> [TASK INSTRUCTIONS]: Read the records and gather each line that includes "feel".

> [SUPPLIED RECORDS]:
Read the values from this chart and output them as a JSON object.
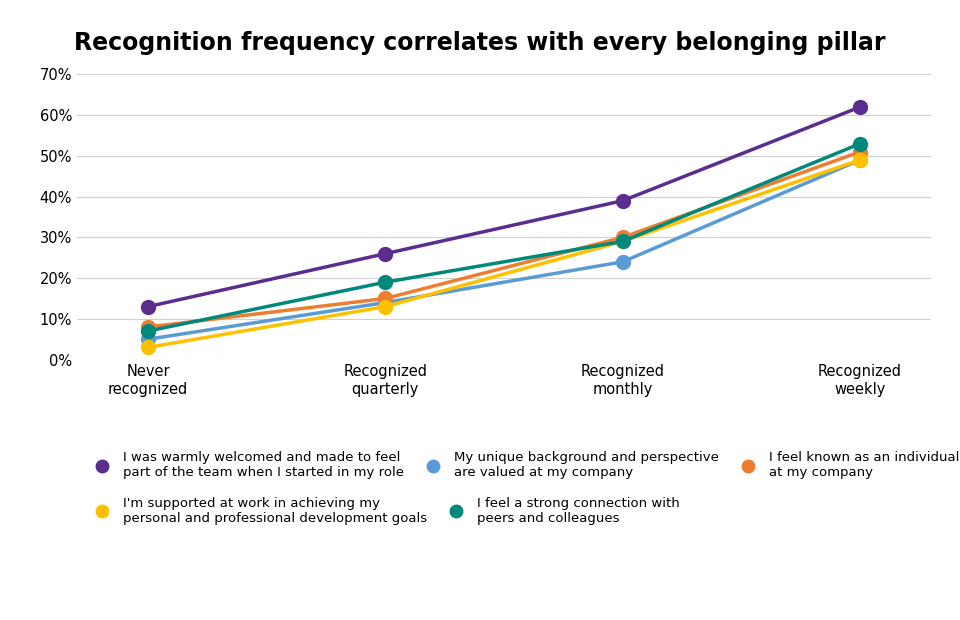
{
  "title": "Recognition frequency correlates with every belonging pillar",
  "x_labels": [
    "Never\nrecognized",
    "Recognized\nquarterly",
    "Recognized\nmonthly",
    "Recognized\nweekly"
  ],
  "x_values": [
    0,
    1,
    2,
    3
  ],
  "ylim": [
    0,
    0.7
  ],
  "yticks": [
    0.0,
    0.1,
    0.2,
    0.3,
    0.4,
    0.5,
    0.6,
    0.7
  ],
  "series": [
    {
      "label": "I was warmly welcomed and made to feel\npart of the team when I started in my role",
      "color": "#5b2d8e",
      "values": [
        0.13,
        0.26,
        0.39,
        0.62
      ],
      "linewidth": 2.5,
      "markersize": 10
    },
    {
      "label": "My unique background and perspective\nare valued at my company",
      "color": "#5b9bd5",
      "values": [
        0.05,
        0.14,
        0.24,
        0.49
      ],
      "linewidth": 2.5,
      "markersize": 10
    },
    {
      "label": "I feel known as an individual\nat my company",
      "color": "#ed7d31",
      "values": [
        0.08,
        0.15,
        0.3,
        0.51
      ],
      "linewidth": 2.5,
      "markersize": 10
    },
    {
      "label": "I'm supported at work in achieving my\npersonal and professional development goals",
      "color": "#ffc000",
      "values": [
        0.03,
        0.13,
        0.29,
        0.49
      ],
      "linewidth": 2.5,
      "markersize": 10
    },
    {
      "label": "I feel a strong connection with\npeers and colleagues",
      "color": "#00897b",
      "values": [
        0.07,
        0.19,
        0.29,
        0.53
      ],
      "linewidth": 2.5,
      "markersize": 10
    }
  ],
  "legend_order": [
    0,
    1,
    2,
    3,
    4
  ],
  "background_color": "#ffffff",
  "grid_color": "#d0d0d0",
  "title_fontsize": 17,
  "tick_fontsize": 10.5,
  "legend_fontsize": 9.5
}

> [TASK OUTPUT]:
      "label": "I was warmly welcomed and made to feel\npart of the team when I started in my role",
      "label": "I feel known as an individual\nat my company",
      "label": "I feel a strong connection with\npeers and colleagues",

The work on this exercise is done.